Entries from a dataset
* * *

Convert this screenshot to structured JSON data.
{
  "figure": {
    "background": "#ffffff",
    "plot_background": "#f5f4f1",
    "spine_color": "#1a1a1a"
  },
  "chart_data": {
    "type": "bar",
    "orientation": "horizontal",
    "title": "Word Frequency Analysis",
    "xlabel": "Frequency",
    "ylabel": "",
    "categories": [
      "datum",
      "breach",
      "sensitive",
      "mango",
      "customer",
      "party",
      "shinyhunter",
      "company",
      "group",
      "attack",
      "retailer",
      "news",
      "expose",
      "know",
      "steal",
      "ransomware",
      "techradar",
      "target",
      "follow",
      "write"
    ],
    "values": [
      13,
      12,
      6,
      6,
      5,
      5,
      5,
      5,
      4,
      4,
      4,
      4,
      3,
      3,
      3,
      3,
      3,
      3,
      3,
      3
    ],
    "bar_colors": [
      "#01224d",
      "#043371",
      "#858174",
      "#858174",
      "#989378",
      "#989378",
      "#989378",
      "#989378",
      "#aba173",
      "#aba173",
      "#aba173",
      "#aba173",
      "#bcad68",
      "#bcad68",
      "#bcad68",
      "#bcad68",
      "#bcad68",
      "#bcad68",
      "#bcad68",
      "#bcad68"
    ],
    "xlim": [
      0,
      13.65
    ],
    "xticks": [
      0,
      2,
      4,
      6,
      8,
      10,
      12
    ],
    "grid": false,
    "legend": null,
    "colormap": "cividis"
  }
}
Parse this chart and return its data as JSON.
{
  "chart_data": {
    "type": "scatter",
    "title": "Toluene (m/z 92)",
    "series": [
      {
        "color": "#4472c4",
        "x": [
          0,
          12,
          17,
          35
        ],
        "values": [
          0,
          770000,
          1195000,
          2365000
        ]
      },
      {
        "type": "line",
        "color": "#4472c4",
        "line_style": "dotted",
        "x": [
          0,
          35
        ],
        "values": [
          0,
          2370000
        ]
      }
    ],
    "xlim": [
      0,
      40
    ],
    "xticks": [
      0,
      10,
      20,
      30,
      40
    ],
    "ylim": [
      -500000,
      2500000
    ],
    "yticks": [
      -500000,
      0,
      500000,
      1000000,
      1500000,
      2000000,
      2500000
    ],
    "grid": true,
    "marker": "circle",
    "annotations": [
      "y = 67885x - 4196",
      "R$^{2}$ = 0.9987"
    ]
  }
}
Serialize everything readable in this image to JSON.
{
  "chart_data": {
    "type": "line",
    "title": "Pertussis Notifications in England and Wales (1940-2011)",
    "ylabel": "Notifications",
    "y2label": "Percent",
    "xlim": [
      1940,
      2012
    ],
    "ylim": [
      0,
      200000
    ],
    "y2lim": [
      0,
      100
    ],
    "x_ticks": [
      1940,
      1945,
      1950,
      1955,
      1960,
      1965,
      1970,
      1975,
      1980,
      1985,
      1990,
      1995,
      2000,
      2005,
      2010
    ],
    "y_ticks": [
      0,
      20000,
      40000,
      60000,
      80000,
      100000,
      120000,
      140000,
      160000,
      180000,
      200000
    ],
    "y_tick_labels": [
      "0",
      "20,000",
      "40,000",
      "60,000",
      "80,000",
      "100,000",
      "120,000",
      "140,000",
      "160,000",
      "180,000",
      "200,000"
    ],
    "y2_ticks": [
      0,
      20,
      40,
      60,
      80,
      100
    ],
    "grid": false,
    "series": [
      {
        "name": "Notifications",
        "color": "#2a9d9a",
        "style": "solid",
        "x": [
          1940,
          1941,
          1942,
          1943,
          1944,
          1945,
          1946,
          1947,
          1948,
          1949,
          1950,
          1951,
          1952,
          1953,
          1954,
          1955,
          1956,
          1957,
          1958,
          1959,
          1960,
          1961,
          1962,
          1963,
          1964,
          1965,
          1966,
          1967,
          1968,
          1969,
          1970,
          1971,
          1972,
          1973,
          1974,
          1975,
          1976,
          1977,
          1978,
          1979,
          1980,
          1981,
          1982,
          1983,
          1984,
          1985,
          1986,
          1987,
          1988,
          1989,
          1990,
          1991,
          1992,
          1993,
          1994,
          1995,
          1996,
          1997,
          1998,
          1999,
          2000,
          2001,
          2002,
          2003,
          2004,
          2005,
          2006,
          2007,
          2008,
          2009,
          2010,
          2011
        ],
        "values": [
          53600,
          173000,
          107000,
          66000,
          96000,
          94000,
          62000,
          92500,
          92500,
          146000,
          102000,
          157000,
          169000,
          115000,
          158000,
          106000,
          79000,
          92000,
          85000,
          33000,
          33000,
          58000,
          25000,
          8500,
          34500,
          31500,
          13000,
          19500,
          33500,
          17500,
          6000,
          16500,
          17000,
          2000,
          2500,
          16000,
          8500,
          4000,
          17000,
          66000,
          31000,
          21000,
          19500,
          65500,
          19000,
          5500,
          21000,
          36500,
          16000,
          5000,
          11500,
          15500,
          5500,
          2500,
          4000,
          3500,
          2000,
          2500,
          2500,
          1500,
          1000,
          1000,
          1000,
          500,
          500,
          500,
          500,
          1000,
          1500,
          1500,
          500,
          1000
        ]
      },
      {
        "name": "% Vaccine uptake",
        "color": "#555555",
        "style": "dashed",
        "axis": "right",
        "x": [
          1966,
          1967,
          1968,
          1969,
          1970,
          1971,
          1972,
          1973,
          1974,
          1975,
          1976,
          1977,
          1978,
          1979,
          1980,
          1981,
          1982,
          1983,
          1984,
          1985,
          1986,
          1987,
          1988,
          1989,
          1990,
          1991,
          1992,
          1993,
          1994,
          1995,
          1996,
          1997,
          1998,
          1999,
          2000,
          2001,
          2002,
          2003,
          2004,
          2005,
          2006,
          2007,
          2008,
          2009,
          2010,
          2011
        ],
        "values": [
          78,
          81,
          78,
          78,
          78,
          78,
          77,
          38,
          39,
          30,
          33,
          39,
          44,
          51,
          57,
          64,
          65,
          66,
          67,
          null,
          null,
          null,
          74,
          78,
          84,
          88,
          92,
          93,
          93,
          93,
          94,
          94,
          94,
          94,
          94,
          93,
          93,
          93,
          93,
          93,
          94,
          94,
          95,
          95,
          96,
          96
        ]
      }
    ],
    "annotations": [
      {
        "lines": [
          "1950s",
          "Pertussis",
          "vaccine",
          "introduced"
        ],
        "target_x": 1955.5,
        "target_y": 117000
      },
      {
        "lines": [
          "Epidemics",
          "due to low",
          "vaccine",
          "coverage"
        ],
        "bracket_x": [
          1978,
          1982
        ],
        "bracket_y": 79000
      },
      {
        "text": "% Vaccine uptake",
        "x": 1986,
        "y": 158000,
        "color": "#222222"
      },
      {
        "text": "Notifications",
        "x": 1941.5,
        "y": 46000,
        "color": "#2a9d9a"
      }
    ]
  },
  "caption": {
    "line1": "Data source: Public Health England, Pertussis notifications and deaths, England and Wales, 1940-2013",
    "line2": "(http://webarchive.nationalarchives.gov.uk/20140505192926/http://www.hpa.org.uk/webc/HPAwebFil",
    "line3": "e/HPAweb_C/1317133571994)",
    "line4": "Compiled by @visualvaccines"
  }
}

* * *

THE EXERCISE → Make an exact copy of the records.

RESULT BELOW →
Convert this screenshot to structured JSON data.
{
  "figure": {
    "background": "#ffffff",
    "plot_background": "#f5f4f1",
    "spine_color": "#1a1a1a"
  },
  "chart_data": {
    "type": "bar",
    "orientation": "horizontal",
    "title": "Word Frequency Analysis",
    "xlabel": "Frequency",
    "ylabel": "",
    "categories": [
      "datum",
      "breach",
      "sensitive",
      "mango",
      "customer",
      "party",
      "shinyhunter",
      "company",
      "group",
      "attack",
      "retailer",
      "news",
      "expose",
      "know",
      "steal",
      "ransomware",
      "techradar",
      "target",
      "follow",
      "write"
    ],
    "values": [
      13,
      12,
      6,
      6,
      5,
      5,
      5,
      5,
      4,
      4,
      4,
      4,
      3,
      3,
      3,
      3,
      3,
      3,
      3,
      3
    ],
    "bar_colors": [
      "#01224d",
      "#043371",
      "#858174",
      "#858174",
      "#989378",
      "#989378",
      "#989378",
      "#989378",
      "#aba173",
      "#aba173",
      "#aba173",
      "#aba173",
      "#bcad68",
      "#bcad68",
      "#bcad68",
      "#bcad68",
      "#bcad68",
      "#bcad68",
      "#bcad68",
      "#bcad68"
    ],
    "xlim": [
      0,
      13.65
    ],
    "xticks": [
      0,
      2,
      4,
      6,
      8,
      10,
      12
    ],
    "grid": false,
    "legend": null,
    "colormap": "cividis"
  }
}
Parse this chart and return its data as JSON.
{
  "chart_data": {
    "type": "scatter",
    "title": "Toluene (m/z 92)",
    "series": [
      {
        "color": "#4472c4",
        "x": [
          0,
          12,
          17,
          35
        ],
        "values": [
          0,
          770000,
          1195000,
          2365000
        ]
      },
      {
        "type": "line",
        "color": "#4472c4",
        "line_style": "dotted",
        "x": [
          0,
          35
        ],
        "values": [
          0,
          2370000
        ]
      }
    ],
    "xlim": [
      0,
      40
    ],
    "xticks": [
      0,
      10,
      20,
      30,
      40
    ],
    "ylim": [
      -500000,
      2500000
    ],
    "yticks": [
      -500000,
      0,
      500000,
      1000000,
      1500000,
      2000000,
      2500000
    ],
    "grid": true,
    "marker": "circle",
    "annotations": [
      "y = 67885x - 4196",
      "R$^{2}$ = 0.9987"
    ]
  }
}
Serialize everything readable in this image to JSON.
{
  "chart_data": {
    "type": "line",
    "title": "Pertussis Notifications in England and Wales (1940-2011)",
    "ylabel": "Notifications",
    "y2label": "Percent",
    "xlim": [
      1940,
      2012
    ],
    "ylim": [
      0,
      200000
    ],
    "y2lim": [
      0,
      100
    ],
    "x_ticks": [
      1940,
      1945,
      1950,
      1955,
      1960,
      1965,
      1970,
      1975,
      1980,
      1985,
      1990,
      1995,
      2000,
      2005,
      2010
    ],
    "y_ticks": [
      0,
      20000,
      40000,
      60000,
      80000,
      100000,
      120000,
      140000,
      160000,
      180000,
      200000
    ],
    "y_tick_labels": [
      "0",
      "20,000",
      "40,000",
      "60,000",
      "80,000",
      "100,000",
      "120,000",
      "140,000",
      "160,000",
      "180,000",
      "200,000"
    ],
    "y2_ticks": [
      0,
      20,
      40,
      60,
      80,
      100
    ],
    "grid": false,
    "series": [
      {
        "name": "Notifications",
        "color": "#2a9d9a",
        "style": "solid",
        "x": [
          1940,
          1941,
          1942,
          1943,
          1944,
          1945,
          1946,
          1947,
          1948,
          1949,
          1950,
          1951,
          1952,
          1953,
          1954,
          1955,
          1956,
          1957,
          1958,
          1959,
          1960,
          1961,
          1962,
          1963,
          1964,
          1965,
          1966,
          1967,
          1968,
          1969,
          1970,
          1971,
          1972,
          1973,
          1974,
          1975,
          1976,
          1977,
          1978,
          1979,
          1980,
          1981,
          1982,
          1983,
          1984,
          1985,
          1986,
          1987,
          1988,
          1989,
          1990,
          1991,
          1992,
          1993,
          1994,
          1995,
          1996,
          1997,
          1998,
          1999,
          2000,
          2001,
          2002,
          2003,
          2004,
          2005,
          2006,
          2007,
          2008,
          2009,
          2010,
          2011
        ],
        "values": [
          53600,
          173000,
          107000,
          66000,
          96000,
          94000,
          62000,
          92500,
          92500,
          146000,
          102000,
          157000,
          169000,
          115000,
          158000,
          106000,
          79000,
          92000,
          85000,
          33000,
          33000,
          58000,
          25000,
          8500,
          34500,
          31500,
          13000,
          19500,
          33500,
          17500,
          6000,
          16500,
          17000,
          2000,
          2500,
          16000,
          8500,
          4000,
          17000,
          66000,
          31000,
          21000,
          19500,
          65500,
          19000,
          5500,
          21000,
          36500,
          16000,
          5000,
          11500,
          15500,
          5500,
          2500,
          4000,
          3500,
          2000,
          2500,
          2500,
          1500,
          1000,
          1000,
          1000,
          500,
          500,
          500,
          500,
          1000,
          1500,
          1500,
          500,
          1000
        ]
      },
      {
        "name": "% Vaccine uptake",
        "color": "#555555",
        "style": "dashed",
        "axis": "right",
        "x": [
          1966,
          1967,
          1968,
          1969,
          1970,
          1971,
          1972,
          1973,
          1974,
          1975,
          1976,
          1977,
          1978,
          1979,
          1980,
          1981,
          1982,
          1983,
          1984,
          1985,
          1986,
          1987,
          1988,
          1989,
          1990,
          1991,
          1992,
          1993,
          1994,
          1995,
          1996,
          1997,
          1998,
          1999,
          2000,
          2001,
          2002,
          2003,
          2004,
          2005,
          2006,
          2007,
          2008,
          2009,
          2010,
          2011
        ],
        "values": [
          78,
          81,
          78,
          78,
          78,
          78,
          77,
          38,
          39,
          30,
          33,
          39,
          44,
          51,
          57,
          64,
          65,
          66,
          67,
          null,
          null,
          null,
          74,
          78,
          84,
          88,
          92,
          93,
          93,
          93,
          94,
          94,
          94,
          94,
          94,
          93,
          93,
          93,
          93,
          93,
          94,
          94,
          95,
          95,
          96,
          96
        ]
      }
    ],
    "annotations": [
      {
        "lines": [
          "1950s",
          "Pertussis",
          "vaccine",
          "introduced"
        ],
        "target_x": 1955.5,
        "target_y": 117000
      },
      {
        "lines": [
          "Epidemics",
          "due to low",
          "vaccine",
          "coverage"
        ],
        "bracket_x": [
          1978,
          1982
        ],
        "bracket_y": 79000
      },
      {
        "text": "% Vaccine uptake",
        "x": 1986,
        "y": 158000,
        "color": "#222222"
      },
      {
        "text": "Notifications",
        "x": 1941.5,
        "y": 46000,
        "color": "#2a9d9a"
      }
    ]
  },
  "caption": {
    "line1": "Data source: Public Health England, Pertussis notifications and deaths, England and Wales, 1940-2013",
    "line2": "(http://webarchive.nationalarchives.gov.uk/20140505192926/http://www.hpa.org.uk/webc/HPAwebFil",
    "line3": "e/HPAweb_C/1317133571994)",
    "line4": "Compiled by @visualvaccines"
  }
}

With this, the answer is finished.